§ Work to complete
**1.** Decide whether each statement below agrees with the band reporting thread. Answer yes or no for each, and quote the deciding words from the thread.
(a) The drake mallard Big Skip got in nodak was banded on Thunder Bay in 2010.
(b) Branta says the old black duck had a good run at 16 years.
(c) The goose DEERHNTR shot on Sanford Lake was banded in Michigan.
**2.** In the band reporting thread, where and when was the goose that mintgreenwalleyemachine reports banded?

§ Document extract
━━━━━━━━━━━━━━━━

# 2012 2013 official band reporting thread



## DropZone (Sep 10, 2012)

Female Woodie 1.5 yr, Shot 15 mi from banding, LP. Flybyes Cut em down


----------



## Big Skip (Sep 1, 2010)

Got a drake mallard in nodak. Banded on thunder bay in 2010

Outdoor Hub mobile, the outdoor information engine


----------



## DEERHNTR (Mar 12, 2004)

Shot a big canadian goose today on Sanford Lake. Banded in 2008 in La Center Kentucky.


----------



## mintgreenwalleyemachine (Jan 18, 2005)

Here is the info on my bands this weekend:
Goose: banded 7/2012 amiskan island st James bay. 

Mallard banded 8/2010 girbralter mi.

Both shot in se Michigan.



"StinkFinger"


----------



## zep02 (Mar 29, 2007)

Hen mallard. Jack Miner Band!! "Have faith in God" Banded 2012. Shot during our awesome split in se Michigan.

posted using Outdoor Hub Campfire


----------



## zep02 (Mar 29, 2007)

Dropped a few honkers today!! 1 Banded 6/10. Too young to fly when banded. Local bird. S/E Michigan.

posted using Outdoor Hub Campfire


----------



## Branta (Feb 6, 2002)

just got the COA back - apparently, the BBL didn't believe me. asked for jpegs of the band and duck when I submitted back in December.

numbers were light and the script about worn down on this old black duck.

had a good run at 16yrs! til it succumbed to (Hevi) Metal poisoning.


----------



## dankoustas (Sep 18, 2007)

Branta said:


> just got the COA back - apparently, the BBL didn't believe me. asked for jpegs of the band and duck when I submitted back in December.
> 
> numbers were light and the script about worn down on this old black duck.
> 
> had a good run at 16yrs! til it succumbed to (Hevi) Metal poisoning.


 Wow, that is one old bird. Congrats!!


----------



## Timber (Jan 1, 2009)

mintgreenwalleyemachine said:


> Here is the info on my bands this weekend:
> Goose: banded 7/2012 amiskan island st James bay.
> 
> Mallard banded 8/2010 girbralter mi.
> ...


Is that the band you and Freddy flipped on when we where hunting on the river last year?

Sent from my DROID RAZR using Ohub Campfire mobile app


----------



## Waz_51 (Jan 10, 2010)

My brother killed a goose in NP about 10 years ago...when he got the certificate back, it said it was banded in 1981 or earlier making it 20+ years old! It was a lesser Canadian but I can't remember where it was banded...to this day, I have never heard of a bird that old and none even close! I'll see if I can find the certificate


----------



## mintgreenwalleyemachine (Jan 18, 2005)

Timber said:


> Is that the band you and Freddy flipped on when we where hunting on the river last year?
> 
> Sent from my DROID RAZR using Ohub Campfire mobile app


Yea


"StinkFinger"


----------

━━━━━━━━━━━━━━━━

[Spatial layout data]
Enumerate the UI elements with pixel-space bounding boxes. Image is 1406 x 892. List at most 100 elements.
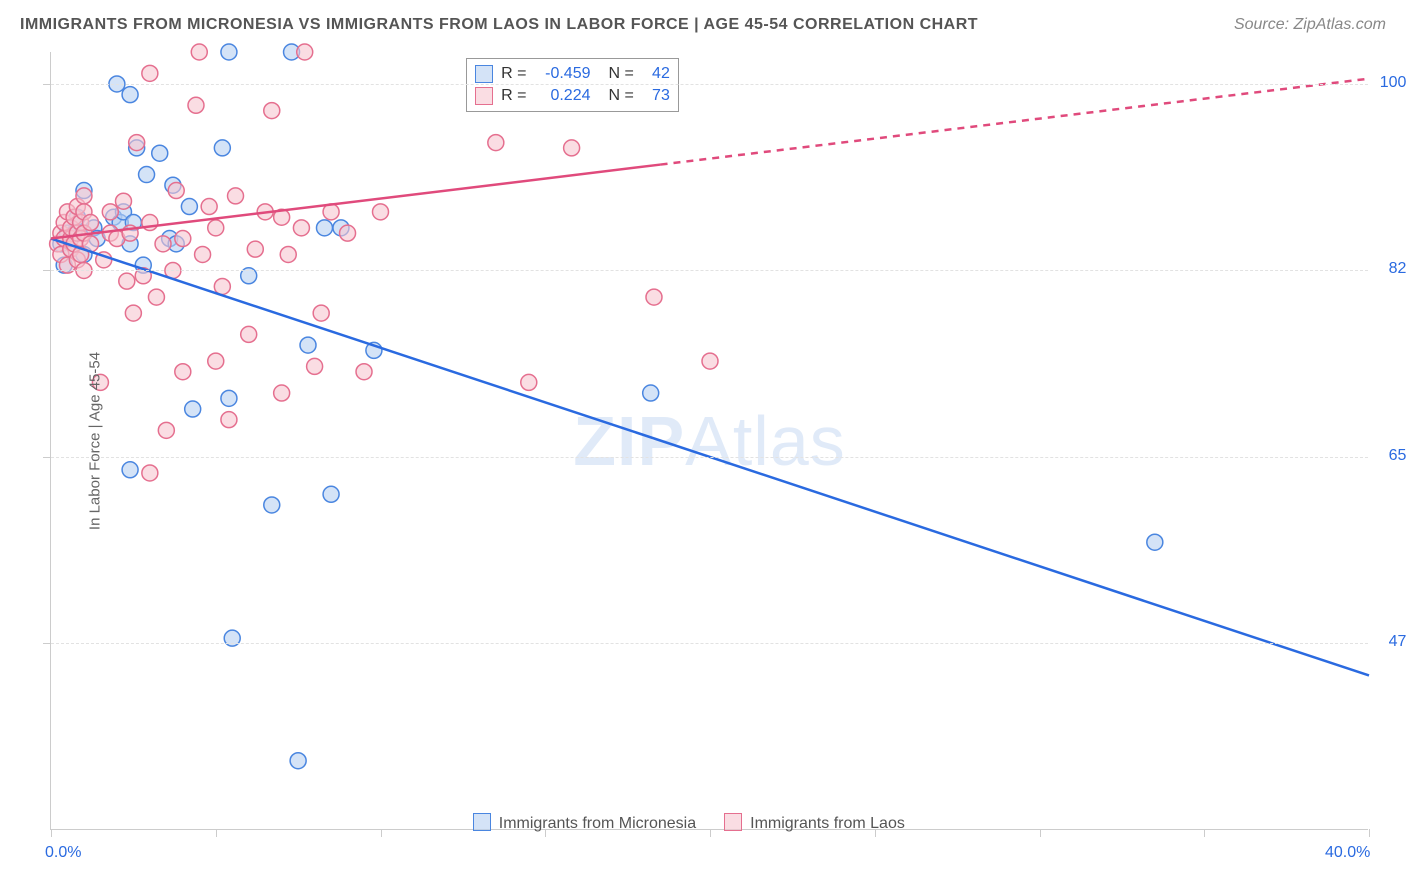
data-point-laos [274, 385, 290, 401]
chart-title: IMMIGRANTS FROM MICRONESIA VS IMMIGRANTS… [20, 16, 978, 33]
data-point-laos [148, 289, 164, 305]
x-tick [216, 829, 217, 837]
stats-row-micronesia: R =-0.459N =42 [475, 63, 670, 85]
stat-label: N = [609, 65, 634, 83]
data-point-micronesia [643, 385, 659, 401]
data-point-laos [702, 353, 718, 369]
data-point-laos [195, 246, 211, 262]
data-point-laos [119, 273, 135, 289]
stat-n-value: 73 [642, 87, 670, 105]
data-point-micronesia [1147, 534, 1163, 550]
gridline-h [51, 270, 1368, 271]
x-tick [710, 829, 711, 837]
y-tick [43, 270, 51, 271]
data-point-laos [241, 326, 257, 342]
data-point-micronesia [264, 497, 280, 513]
data-point-laos [564, 140, 580, 156]
data-point-micronesia [122, 87, 138, 103]
data-point-laos [115, 193, 131, 209]
data-point-laos [208, 353, 224, 369]
data-point-laos [228, 188, 244, 204]
legend-item-micronesia: Immigrants from Micronesia [473, 813, 696, 833]
x-tick-label: 0.0% [45, 844, 81, 862]
data-point-laos [307, 358, 323, 374]
data-point-laos [293, 220, 309, 236]
data-point-laos [142, 65, 158, 81]
data-point-laos [129, 135, 145, 151]
stats-box: R =-0.459N =42R =0.224N =73 [466, 58, 679, 112]
data-point-laos [280, 246, 296, 262]
data-point-micronesia [214, 140, 230, 156]
y-tick [43, 457, 51, 458]
data-point-micronesia [122, 462, 138, 478]
data-point-laos [208, 220, 224, 236]
legend-label: Immigrants from Micronesia [499, 815, 696, 832]
gridline-h [51, 457, 1368, 458]
y-axis-label: In Labor Force | Age 45-54 [87, 352, 104, 530]
x-tick-label: 40.0% [1325, 844, 1370, 862]
y-tick [43, 643, 51, 644]
stat-r-value: 0.224 [535, 87, 591, 105]
gridline-h [51, 643, 1368, 644]
legend-swatch [724, 813, 742, 831]
data-point-laos [83, 215, 99, 231]
gridline-h [51, 84, 1368, 85]
data-point-micronesia [316, 220, 332, 236]
source-label: Source: ZipAtlas.com [1234, 16, 1386, 34]
legend-swatch [475, 87, 493, 105]
data-point-laos [297, 44, 313, 60]
x-tick [1204, 829, 1205, 837]
data-point-laos [373, 204, 389, 220]
data-point-laos [102, 204, 118, 220]
data-point-laos [125, 305, 141, 321]
data-point-laos [264, 103, 280, 119]
y-tick [43, 84, 51, 85]
stat-label: R = [501, 87, 526, 105]
legend-label: Immigrants from Laos [750, 815, 905, 832]
data-point-laos [340, 225, 356, 241]
data-point-micronesia [181, 199, 197, 215]
y-tick-label: 82.5% [1389, 260, 1406, 278]
data-point-laos [175, 364, 191, 380]
data-point-laos [521, 374, 537, 390]
data-point-laos [214, 278, 230, 294]
data-point-micronesia [290, 753, 306, 769]
data-point-micronesia [221, 390, 237, 406]
x-tick [545, 829, 546, 837]
data-point-micronesia [139, 167, 155, 183]
data-point-laos [158, 422, 174, 438]
data-point-laos [175, 231, 191, 247]
data-point-laos [356, 364, 372, 380]
scatter-svg [51, 52, 1368, 829]
legend-swatch [473, 813, 491, 831]
data-point-micronesia [300, 337, 316, 353]
data-point-micronesia [323, 486, 339, 502]
x-tick [1040, 829, 1041, 837]
data-point-laos [76, 188, 92, 204]
data-point-micronesia [221, 44, 237, 60]
data-point-laos [188, 97, 204, 113]
data-point-laos [201, 199, 217, 215]
stats-row-laos: R = 0.224 N = 73 [475, 85, 670, 107]
stat-label: R = [501, 65, 526, 83]
y-tick-label: 100.0% [1380, 74, 1406, 92]
data-point-laos [221, 412, 237, 428]
data-point-laos [168, 183, 184, 199]
data-point-micronesia [152, 145, 168, 161]
stat-label: N = [609, 87, 634, 105]
x-tick [381, 829, 382, 837]
data-point-laos [247, 241, 263, 257]
legend-bottom: Immigrants from Micronesia Immigrants fro… [473, 813, 905, 833]
data-point-laos [155, 236, 171, 252]
stat-r-value: -0.459 [535, 65, 591, 83]
x-tick [51, 829, 52, 837]
plot-area: ZIPAtlas R =-0.459N =42R =0.224N =73 Imm… [50, 52, 1368, 830]
legend-item-laos: Immigrants from Laos [724, 813, 905, 833]
data-point-laos [646, 289, 662, 305]
legend-swatch [475, 65, 493, 83]
data-point-micronesia [185, 401, 201, 417]
data-point-laos [142, 465, 158, 481]
y-tick-label: 65.0% [1389, 447, 1406, 465]
x-tick [875, 829, 876, 837]
data-point-laos [191, 44, 207, 60]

━━━━━━━━━━━━━━━━

§ Solutions below
**1.**
(a) Yes: "Got a drake mallard in nodak. Banded on thunder bay in 2010"
(b) Yes: "had a good run at 16yrs!"
(c) No: "Banded in 2008 in La Center Kentucky."

**2.** It was banded 7/2012 on amiskan island, st James bay.